** START OF Record extracts **

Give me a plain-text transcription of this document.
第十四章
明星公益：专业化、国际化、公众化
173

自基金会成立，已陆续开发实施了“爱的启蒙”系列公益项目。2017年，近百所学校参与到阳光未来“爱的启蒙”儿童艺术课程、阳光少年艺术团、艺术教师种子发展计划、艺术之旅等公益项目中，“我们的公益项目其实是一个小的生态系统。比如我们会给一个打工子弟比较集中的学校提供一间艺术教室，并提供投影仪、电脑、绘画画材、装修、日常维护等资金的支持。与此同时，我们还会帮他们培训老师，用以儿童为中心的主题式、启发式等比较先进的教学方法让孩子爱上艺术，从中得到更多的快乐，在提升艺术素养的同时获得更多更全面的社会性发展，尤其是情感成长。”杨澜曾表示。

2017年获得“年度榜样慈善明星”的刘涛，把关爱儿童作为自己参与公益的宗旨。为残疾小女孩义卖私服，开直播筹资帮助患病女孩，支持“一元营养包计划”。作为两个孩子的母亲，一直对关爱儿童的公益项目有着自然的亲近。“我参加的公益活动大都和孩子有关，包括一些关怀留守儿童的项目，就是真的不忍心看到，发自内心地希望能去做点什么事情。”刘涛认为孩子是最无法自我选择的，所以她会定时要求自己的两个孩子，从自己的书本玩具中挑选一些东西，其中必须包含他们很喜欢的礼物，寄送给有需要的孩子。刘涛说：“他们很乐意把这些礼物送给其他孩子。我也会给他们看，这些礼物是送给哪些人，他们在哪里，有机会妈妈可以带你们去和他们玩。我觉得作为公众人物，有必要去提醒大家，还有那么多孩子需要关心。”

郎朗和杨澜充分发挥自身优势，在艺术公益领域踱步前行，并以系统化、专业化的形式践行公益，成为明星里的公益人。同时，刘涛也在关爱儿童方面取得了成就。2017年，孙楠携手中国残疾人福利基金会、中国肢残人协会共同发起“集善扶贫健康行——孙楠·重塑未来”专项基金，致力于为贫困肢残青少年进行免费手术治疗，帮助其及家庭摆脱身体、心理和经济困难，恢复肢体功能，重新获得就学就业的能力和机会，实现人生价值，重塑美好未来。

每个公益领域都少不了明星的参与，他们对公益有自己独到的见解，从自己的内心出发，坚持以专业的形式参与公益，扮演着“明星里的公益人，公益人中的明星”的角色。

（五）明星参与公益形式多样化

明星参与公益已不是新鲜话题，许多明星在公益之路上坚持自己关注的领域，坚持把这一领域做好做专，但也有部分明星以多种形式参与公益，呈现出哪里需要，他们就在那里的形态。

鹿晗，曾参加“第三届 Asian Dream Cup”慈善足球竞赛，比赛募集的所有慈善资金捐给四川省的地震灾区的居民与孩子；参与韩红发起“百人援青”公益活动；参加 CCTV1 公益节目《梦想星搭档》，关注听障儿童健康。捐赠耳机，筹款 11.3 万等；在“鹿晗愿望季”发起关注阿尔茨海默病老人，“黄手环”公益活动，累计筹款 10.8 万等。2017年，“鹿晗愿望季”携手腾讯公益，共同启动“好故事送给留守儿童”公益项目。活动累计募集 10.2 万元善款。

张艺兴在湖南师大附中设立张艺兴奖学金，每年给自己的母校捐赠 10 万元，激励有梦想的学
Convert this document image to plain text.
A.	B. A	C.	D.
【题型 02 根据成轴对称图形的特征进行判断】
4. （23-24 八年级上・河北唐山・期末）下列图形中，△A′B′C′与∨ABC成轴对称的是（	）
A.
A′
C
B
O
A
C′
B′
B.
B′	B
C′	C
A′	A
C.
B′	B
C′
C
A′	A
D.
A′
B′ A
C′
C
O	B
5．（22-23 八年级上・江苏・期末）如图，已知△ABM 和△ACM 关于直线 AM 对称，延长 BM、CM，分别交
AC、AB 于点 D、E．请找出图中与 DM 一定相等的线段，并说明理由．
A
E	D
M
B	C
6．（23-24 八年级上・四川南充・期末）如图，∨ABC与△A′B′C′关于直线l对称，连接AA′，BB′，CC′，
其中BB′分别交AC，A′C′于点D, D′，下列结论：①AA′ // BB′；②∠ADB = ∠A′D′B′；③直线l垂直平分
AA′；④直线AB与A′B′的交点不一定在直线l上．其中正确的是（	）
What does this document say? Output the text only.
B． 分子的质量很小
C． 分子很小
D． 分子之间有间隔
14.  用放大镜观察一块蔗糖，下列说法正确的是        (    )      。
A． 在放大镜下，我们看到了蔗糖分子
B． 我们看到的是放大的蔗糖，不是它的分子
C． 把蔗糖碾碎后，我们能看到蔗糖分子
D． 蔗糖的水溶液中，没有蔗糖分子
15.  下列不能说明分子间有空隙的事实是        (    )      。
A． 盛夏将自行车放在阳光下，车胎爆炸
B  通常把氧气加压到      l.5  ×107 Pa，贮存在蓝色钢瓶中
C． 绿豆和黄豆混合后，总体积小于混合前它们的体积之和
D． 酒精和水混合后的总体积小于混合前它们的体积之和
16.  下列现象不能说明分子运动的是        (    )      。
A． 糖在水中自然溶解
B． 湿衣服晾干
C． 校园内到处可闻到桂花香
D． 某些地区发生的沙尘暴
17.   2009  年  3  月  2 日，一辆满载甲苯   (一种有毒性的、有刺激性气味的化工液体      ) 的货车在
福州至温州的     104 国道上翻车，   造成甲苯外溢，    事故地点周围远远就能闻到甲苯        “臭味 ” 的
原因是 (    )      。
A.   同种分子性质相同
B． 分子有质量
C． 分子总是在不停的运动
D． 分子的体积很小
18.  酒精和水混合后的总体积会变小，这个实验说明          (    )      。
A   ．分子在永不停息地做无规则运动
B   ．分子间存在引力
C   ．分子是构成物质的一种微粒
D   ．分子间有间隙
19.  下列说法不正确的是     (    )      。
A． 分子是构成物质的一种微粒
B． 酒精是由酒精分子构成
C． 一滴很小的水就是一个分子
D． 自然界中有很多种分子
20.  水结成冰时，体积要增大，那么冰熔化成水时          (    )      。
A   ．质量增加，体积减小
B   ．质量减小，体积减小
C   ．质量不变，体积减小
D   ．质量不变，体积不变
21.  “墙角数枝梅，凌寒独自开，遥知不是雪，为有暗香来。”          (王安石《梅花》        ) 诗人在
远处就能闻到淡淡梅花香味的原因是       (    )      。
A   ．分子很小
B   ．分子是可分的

** END OF Record extracts **

• **Requirement**
Find the lines containing "this" and list every one of them.

• **Written answer**
Give me a plain-text transcription of this document.
Convert this document image to plain text.
What does this document say? Output the text only.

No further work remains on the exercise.